### Brief
Go through the listing and write out all of it exactly.
--- START OF Supplied data ---
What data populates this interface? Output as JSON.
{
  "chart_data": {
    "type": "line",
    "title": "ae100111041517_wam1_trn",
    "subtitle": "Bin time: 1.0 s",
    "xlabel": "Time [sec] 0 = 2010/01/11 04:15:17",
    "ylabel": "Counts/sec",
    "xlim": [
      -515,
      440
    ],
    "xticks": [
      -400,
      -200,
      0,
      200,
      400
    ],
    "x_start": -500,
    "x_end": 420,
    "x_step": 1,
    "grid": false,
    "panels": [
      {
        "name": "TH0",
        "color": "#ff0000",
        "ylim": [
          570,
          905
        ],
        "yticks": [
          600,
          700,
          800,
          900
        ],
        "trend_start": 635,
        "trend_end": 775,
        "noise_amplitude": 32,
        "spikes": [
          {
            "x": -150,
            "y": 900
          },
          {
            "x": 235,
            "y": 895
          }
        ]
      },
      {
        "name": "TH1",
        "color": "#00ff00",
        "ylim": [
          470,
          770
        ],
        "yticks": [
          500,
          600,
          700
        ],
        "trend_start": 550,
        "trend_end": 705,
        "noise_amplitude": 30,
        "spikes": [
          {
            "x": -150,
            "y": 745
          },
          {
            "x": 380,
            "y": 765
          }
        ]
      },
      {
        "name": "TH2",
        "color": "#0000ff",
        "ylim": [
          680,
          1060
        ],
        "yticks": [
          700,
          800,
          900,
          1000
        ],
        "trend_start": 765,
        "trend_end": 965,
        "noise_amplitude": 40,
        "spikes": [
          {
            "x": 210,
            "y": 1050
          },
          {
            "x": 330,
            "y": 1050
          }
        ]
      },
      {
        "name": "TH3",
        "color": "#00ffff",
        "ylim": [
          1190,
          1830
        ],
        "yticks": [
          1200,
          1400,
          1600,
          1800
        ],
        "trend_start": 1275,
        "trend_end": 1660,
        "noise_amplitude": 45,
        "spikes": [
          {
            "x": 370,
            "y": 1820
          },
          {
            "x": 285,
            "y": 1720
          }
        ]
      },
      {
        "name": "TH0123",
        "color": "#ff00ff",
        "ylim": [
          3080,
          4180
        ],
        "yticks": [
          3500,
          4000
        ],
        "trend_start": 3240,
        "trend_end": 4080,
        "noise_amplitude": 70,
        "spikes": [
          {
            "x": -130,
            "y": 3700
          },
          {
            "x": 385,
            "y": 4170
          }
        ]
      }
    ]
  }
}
--- END OF Supplied data ---
### Answer below
What data populates this interface? Output as JSON.
{
  "chart_data": {
    "type": "line",
    "title": "ae100111041517_wam1_trn",
    "subtitle": "Bin time: 1.0 s",
    "xlabel": "Time [sec] 0 = 2010/01/11 04:15:17",
    "ylabel": "Counts/sec",
    "xlim": [
      -515,
      440
    ],
    "xticks": [
      -400,
      -200,
      0,
      200,
      400
    ],
    "x_start": -500,
    "x_end": 420,
    "x_step": 1,
    "grid": false,
    "panels": [
      {
        "name": "TH0",
        "color": "#ff0000",
        "ylim": [
          570,
          905
        ],
        "yticks": [
          600,
          700,
          800,
          900
        ],
        "trend_start": 635,
        "trend_end": 775,
        "noise_amplitude": 32,
        "spikes": [
          {
            "x": -150,
            "y": 900
          },
          {
            "x": 235,
            "y": 895
          }
        ]
      },
      {
        "name": "TH1",
        "color": "#00ff00",
        "ylim": [
          470,
          770
        ],
        "yticks": [
          500,
          600,
          700
        ],
        "trend_start": 550,
        "trend_end": 705,
        "noise_amplitude": 30,
        "spikes": [
          {
            "x": -150,
            "y": 745
          },
          {
            "x": 380,
            "y": 765
          }
        ]
      },
      {
        "name": "TH2",
        "color": "#0000ff",
        "ylim": [
          680,
          1060
        ],
        "yticks": [
          700,
          800,
          900,
          1000
        ],
        "trend_start": 765,
        "trend_end": 965,
        "noise_amplitude": 40,
        "spikes": [
          {
            "x": 210,
            "y": 1050
          },
          {
            "x": 330,
            "y": 1050
          }
        ]
      },
      {
        "name": "TH3",
        "color": "#00ffff",
        "ylim": [
          1190,
          1830
        ],
        "yticks": [
          1200,
          1400,
          1600,
          1800
        ],
        "trend_start": 1275,
        "trend_end": 1660,
        "noise_amplitude": 45,
        "spikes": [
          {
            "x": 370,
            "y": 1820
          },
          {
            "x": 285,
            "y": 1720
          }
        ]
      },
      {
        "name": "TH0123",
        "color": "#ff00ff",
        "ylim": [
          3080,
          4180
        ],
        "yticks": [
          3500,
          4000
        ],
        "trend_start": 3240,
        "trend_end": 4080,
        "noise_amplitude": 70,
        "spikes": [
          {
            "x": -130,
            "y": 3700
          },
          {
            "x": 385,
            "y": 4170
          }
        ]
      }
    ]
  }
}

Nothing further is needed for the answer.